All the entries need to be quoted exactly, apart from the pictures, which you should drop.
● ● ● ● ● ● ●
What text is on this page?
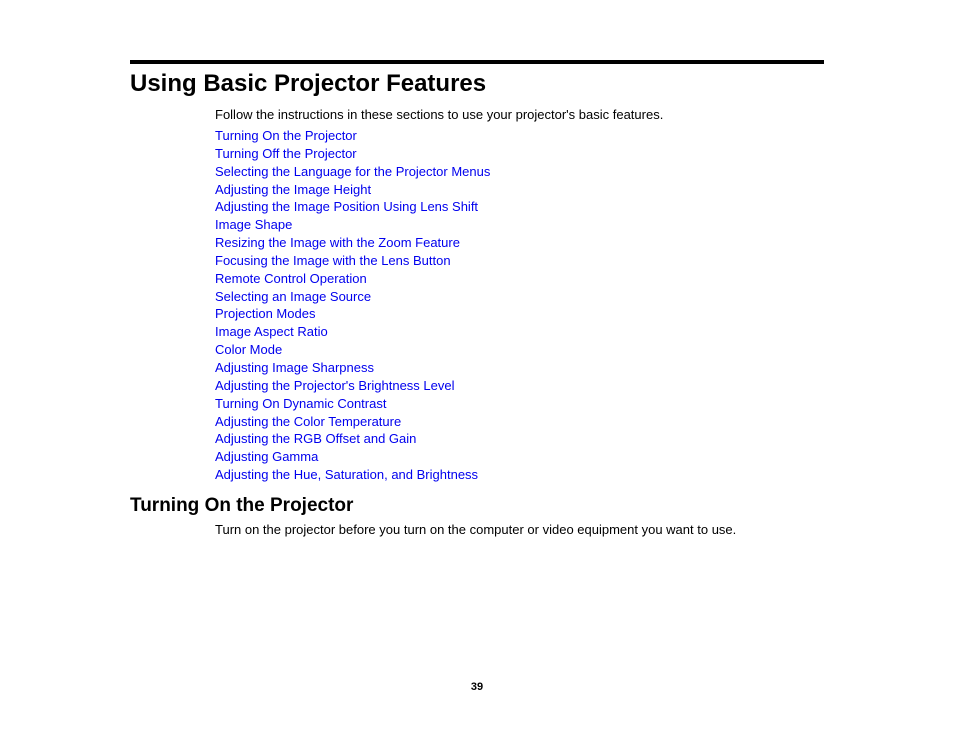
Using Basic Projector Features

Follow the instructions in these sections to use your projector's basic features.

Turning On the Projector
Turning Off the Projector
Selecting the Language for the Projector Menus
Adjusting the Image Height
Adjusting the Image Position Using Lens Shift
Image Shape
Resizing the Image with the Zoom Feature
Focusing the Image with the Lens Button
Remote Control Operation
Selecting an Image Source
Projection Modes
Image Aspect Ratio
Color Mode
Adjusting Image Sharpness
Adjusting the Projector's Brightness Level
Turning On Dynamic Contrast
Adjusting the Color Temperature
Adjusting the RGB Offset and Gain
Adjusting Gamma
Adjusting the Hue, Saturation, and Brightness
Turning On the Projector

Turn on the projector before you turn on the computer or video equipment you want to use.

39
● ● ● ● ● ● ●
> Written answer:
What text is on this page?
Using Basic Projector Features

Follow the instructions in these sections to use your projector's basic features.

Turning On the Projector
Turning Off the Projector
Selecting the Language for the Projector Menus
Adjusting the Image Height
Adjusting the Image Position Using Lens Shift
Image Shape
Resizing the Image with the Zoom Feature
Focusing the Image with the Lens Button
Remote Control Operation
Selecting an Image Source
Projection Modes
Image Aspect Ratio
Color Mode
Adjusting Image Sharpness
Adjusting the Projector's Brightness Level
Turning On Dynamic Contrast
Adjusting the Color Temperature
Adjusting the RGB Offset and Gain
Adjusting Gamma
Adjusting the Hue, Saturation, and Brightness
Turning On the Projector

Turn on the projector before you turn on the computer or video equipment you want to use.

39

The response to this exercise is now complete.